* Listed entries:
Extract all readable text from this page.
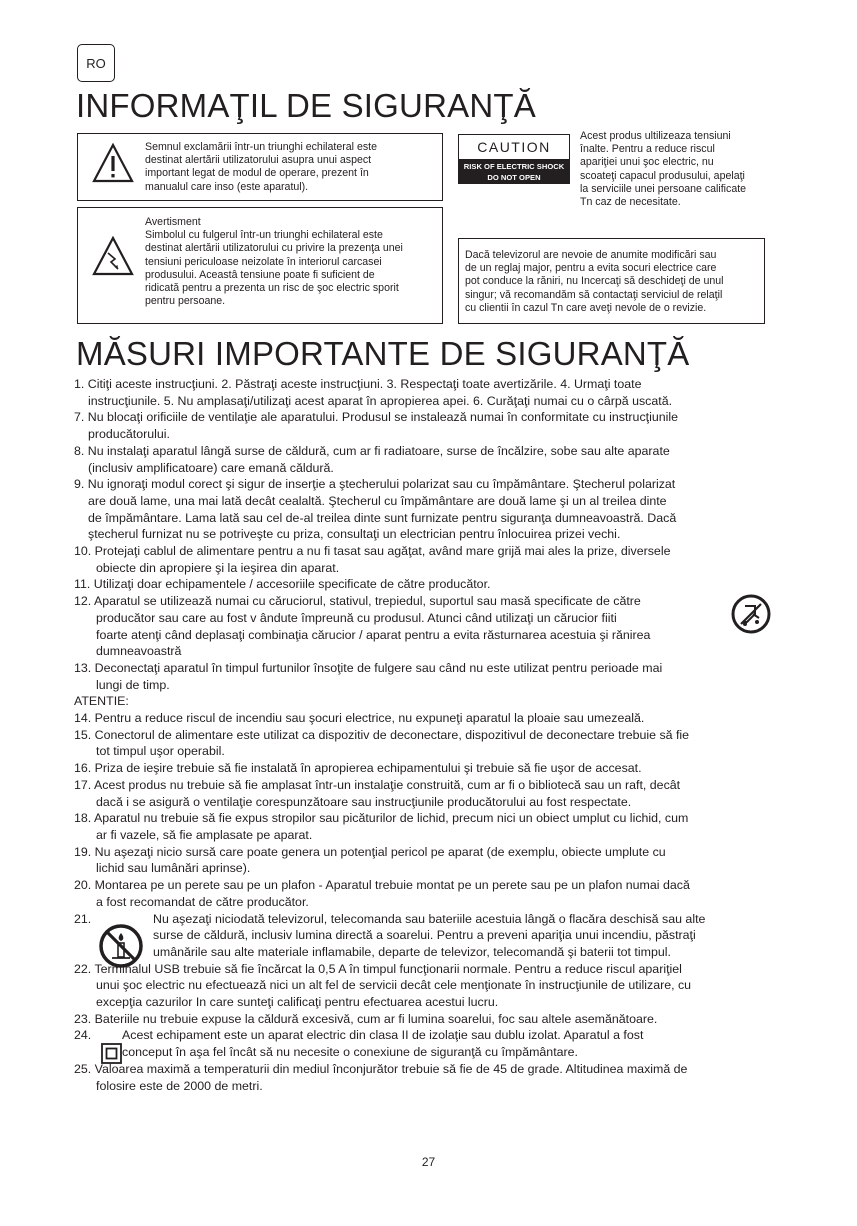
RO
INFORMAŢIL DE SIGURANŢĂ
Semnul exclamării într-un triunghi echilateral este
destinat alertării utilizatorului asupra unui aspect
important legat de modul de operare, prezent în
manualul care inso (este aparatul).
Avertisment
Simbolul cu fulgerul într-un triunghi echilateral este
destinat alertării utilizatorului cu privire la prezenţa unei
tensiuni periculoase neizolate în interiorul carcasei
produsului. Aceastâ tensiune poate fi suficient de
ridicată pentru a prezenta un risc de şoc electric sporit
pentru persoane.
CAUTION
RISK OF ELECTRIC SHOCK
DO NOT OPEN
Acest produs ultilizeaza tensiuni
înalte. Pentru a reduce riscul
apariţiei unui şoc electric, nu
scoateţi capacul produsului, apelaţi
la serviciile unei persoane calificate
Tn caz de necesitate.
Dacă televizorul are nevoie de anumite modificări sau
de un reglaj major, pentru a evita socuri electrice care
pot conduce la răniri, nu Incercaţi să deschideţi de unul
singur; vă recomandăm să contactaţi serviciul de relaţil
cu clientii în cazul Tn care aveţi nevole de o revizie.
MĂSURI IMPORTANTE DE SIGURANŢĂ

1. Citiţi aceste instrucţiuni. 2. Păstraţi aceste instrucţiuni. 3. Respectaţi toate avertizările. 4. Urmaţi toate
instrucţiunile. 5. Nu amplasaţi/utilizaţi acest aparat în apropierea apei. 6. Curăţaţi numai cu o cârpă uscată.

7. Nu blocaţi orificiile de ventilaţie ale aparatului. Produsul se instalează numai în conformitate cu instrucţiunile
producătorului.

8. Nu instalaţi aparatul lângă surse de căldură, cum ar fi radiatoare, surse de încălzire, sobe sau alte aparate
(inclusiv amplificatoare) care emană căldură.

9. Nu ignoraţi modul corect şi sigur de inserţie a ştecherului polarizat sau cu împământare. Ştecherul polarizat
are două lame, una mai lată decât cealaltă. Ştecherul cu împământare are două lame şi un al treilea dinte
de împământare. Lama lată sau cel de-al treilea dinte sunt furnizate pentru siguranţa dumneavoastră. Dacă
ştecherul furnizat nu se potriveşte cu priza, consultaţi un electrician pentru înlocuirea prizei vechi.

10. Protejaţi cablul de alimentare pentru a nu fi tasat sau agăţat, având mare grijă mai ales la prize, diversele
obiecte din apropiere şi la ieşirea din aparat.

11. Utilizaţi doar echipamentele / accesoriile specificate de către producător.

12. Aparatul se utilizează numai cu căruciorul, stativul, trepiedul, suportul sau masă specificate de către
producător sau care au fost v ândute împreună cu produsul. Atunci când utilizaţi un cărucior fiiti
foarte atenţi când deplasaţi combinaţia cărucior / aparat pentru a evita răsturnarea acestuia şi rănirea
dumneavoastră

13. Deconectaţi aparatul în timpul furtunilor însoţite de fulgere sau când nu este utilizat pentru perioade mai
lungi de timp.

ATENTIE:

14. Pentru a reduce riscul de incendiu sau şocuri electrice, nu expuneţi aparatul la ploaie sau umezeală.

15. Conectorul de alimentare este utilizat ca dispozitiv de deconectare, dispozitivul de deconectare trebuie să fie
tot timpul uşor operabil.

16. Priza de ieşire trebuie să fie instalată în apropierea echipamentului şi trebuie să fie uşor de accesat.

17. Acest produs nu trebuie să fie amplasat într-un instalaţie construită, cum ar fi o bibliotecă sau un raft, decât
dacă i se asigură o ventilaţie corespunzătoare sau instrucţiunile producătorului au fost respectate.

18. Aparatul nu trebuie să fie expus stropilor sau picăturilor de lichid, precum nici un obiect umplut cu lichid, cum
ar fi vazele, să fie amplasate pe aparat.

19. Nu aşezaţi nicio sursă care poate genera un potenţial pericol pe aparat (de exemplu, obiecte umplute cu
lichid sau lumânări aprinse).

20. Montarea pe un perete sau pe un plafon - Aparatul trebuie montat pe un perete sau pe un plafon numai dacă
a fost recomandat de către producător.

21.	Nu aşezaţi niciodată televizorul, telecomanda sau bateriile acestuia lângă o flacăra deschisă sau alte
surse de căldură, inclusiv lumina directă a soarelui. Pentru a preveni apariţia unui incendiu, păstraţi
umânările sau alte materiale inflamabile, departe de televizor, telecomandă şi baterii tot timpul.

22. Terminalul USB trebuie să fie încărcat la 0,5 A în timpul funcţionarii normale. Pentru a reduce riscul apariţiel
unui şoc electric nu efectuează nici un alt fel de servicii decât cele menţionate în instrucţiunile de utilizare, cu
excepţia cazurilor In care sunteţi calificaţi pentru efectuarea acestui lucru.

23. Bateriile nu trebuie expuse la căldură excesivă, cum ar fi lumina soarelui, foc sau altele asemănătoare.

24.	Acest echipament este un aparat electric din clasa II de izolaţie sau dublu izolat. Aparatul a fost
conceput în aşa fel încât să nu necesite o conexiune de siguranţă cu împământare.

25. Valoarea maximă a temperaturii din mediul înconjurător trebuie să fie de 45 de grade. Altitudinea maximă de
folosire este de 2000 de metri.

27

...

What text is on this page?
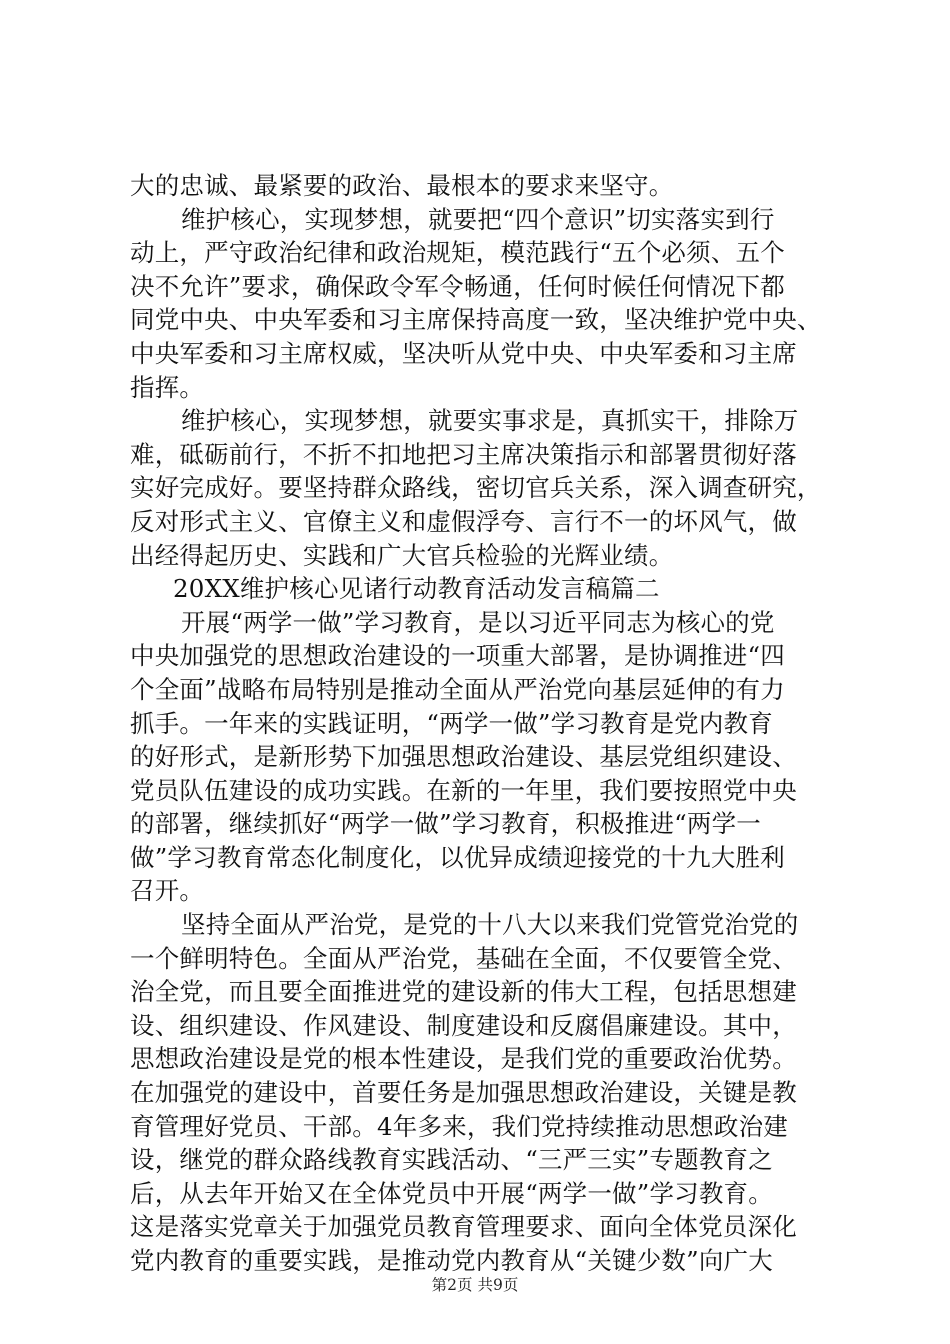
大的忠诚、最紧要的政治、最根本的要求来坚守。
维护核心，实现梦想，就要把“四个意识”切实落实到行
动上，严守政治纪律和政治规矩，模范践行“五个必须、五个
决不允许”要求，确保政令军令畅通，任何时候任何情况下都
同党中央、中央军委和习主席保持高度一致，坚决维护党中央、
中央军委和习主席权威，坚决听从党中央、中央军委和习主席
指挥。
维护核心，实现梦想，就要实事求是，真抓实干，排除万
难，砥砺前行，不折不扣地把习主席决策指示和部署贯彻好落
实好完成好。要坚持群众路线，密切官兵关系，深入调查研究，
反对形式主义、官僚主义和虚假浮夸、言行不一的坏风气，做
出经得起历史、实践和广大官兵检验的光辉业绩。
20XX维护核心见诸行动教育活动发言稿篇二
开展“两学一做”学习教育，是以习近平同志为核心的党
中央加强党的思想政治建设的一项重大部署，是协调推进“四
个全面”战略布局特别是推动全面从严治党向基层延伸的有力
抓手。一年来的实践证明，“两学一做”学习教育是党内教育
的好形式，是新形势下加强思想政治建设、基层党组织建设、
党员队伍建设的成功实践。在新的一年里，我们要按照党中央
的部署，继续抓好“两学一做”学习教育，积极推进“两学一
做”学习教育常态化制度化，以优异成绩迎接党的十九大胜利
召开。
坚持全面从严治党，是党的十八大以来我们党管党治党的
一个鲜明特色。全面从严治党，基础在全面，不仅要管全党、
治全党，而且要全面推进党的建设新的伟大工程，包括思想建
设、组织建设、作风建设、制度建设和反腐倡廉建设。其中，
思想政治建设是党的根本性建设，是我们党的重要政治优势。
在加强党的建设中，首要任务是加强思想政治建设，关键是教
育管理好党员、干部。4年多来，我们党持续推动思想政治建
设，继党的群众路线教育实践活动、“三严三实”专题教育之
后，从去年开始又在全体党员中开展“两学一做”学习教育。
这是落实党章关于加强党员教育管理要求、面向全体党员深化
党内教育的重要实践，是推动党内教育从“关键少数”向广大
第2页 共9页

* Problem to work on: Whenever "căldură" turns up in a line, pick that line out.

* Answer to this exercise:
8. Nu instalaţi aparatul lângă surse de căldură, cum ar fi radiatoare, surse de încălzire, sobe sau alte aparate
(inclusiv amplificatoare) care emană căldură.
surse de căldură, inclusiv lumina directă a soarelui. Pentru a preveni apariţia unui incendiu, păstraţi
23. Bateriile nu trebuie expuse la căldură excesivă, cum ar fi lumina soarelui, foc sau altele asemănătoare.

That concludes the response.